What this task involves> Look through the records that follow. Copy every line containing the word "name".

Input>
══════
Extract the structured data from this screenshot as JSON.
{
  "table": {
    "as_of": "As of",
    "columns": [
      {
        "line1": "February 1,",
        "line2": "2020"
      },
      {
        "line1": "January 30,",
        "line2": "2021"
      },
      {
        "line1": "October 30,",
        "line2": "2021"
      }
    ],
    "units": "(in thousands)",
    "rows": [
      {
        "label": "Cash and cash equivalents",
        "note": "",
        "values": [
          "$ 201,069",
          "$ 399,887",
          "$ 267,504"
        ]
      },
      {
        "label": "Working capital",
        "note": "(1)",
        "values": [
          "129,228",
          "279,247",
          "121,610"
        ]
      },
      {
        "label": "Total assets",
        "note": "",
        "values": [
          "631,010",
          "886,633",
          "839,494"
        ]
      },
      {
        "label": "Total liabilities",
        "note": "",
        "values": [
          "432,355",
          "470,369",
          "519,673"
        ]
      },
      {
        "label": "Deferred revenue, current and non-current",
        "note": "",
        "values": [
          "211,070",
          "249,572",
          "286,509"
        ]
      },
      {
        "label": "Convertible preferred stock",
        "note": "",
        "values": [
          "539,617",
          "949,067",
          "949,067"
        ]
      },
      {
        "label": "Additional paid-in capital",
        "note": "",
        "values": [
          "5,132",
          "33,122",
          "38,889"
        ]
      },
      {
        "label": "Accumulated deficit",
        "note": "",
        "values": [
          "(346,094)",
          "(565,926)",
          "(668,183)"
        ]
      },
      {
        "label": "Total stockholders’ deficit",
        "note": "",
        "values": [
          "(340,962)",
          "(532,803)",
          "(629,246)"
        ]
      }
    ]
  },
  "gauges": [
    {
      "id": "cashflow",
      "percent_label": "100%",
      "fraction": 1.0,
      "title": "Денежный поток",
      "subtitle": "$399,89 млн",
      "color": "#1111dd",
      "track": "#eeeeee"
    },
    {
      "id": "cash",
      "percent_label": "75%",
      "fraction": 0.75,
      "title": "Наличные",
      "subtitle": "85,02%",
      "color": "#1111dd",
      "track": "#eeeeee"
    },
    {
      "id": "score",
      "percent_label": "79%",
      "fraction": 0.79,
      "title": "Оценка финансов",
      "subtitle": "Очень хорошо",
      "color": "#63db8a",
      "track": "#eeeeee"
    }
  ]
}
══════
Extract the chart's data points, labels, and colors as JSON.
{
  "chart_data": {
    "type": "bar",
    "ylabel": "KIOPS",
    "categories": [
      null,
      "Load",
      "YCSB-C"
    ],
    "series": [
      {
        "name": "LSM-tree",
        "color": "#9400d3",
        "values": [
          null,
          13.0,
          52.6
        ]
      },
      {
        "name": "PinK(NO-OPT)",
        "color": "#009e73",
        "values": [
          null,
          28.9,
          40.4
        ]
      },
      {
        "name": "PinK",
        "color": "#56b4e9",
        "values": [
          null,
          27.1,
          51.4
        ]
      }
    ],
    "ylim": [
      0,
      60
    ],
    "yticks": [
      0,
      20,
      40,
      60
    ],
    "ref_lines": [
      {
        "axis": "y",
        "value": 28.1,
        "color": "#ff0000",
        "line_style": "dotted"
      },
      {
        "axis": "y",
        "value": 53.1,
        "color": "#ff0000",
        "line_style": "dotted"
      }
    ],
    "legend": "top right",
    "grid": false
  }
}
══════
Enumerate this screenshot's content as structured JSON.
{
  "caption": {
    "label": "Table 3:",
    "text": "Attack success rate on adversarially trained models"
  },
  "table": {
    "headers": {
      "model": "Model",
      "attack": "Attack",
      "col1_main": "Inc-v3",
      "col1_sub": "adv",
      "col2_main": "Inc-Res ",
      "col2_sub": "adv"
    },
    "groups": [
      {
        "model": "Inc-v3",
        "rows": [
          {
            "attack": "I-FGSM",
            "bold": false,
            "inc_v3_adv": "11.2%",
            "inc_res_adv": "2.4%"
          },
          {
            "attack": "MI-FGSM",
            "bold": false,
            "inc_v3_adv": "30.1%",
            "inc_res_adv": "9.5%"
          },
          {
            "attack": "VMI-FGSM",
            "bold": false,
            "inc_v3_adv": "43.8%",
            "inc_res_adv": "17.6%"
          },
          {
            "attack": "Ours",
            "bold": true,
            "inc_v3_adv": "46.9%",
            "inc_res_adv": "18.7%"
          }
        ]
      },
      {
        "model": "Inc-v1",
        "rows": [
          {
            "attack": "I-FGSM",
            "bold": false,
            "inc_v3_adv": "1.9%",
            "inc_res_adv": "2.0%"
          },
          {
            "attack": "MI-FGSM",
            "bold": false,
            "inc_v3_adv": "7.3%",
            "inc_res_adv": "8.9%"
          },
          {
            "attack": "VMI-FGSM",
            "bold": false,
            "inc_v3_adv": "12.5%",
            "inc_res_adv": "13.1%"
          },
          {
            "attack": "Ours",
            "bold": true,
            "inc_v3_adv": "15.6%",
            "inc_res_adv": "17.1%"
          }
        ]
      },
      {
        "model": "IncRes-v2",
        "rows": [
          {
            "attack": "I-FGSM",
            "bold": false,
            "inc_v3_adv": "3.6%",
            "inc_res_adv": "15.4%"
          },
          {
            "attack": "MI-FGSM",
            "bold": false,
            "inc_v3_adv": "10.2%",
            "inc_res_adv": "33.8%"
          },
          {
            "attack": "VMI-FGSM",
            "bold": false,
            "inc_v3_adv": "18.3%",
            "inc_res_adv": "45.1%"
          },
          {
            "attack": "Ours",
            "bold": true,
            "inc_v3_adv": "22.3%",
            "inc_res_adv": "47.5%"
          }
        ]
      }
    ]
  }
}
══════
Finished task>
        "name": "LSM-tree",
        "name": "PinK(NO-OPT)",
        "name": "PinK",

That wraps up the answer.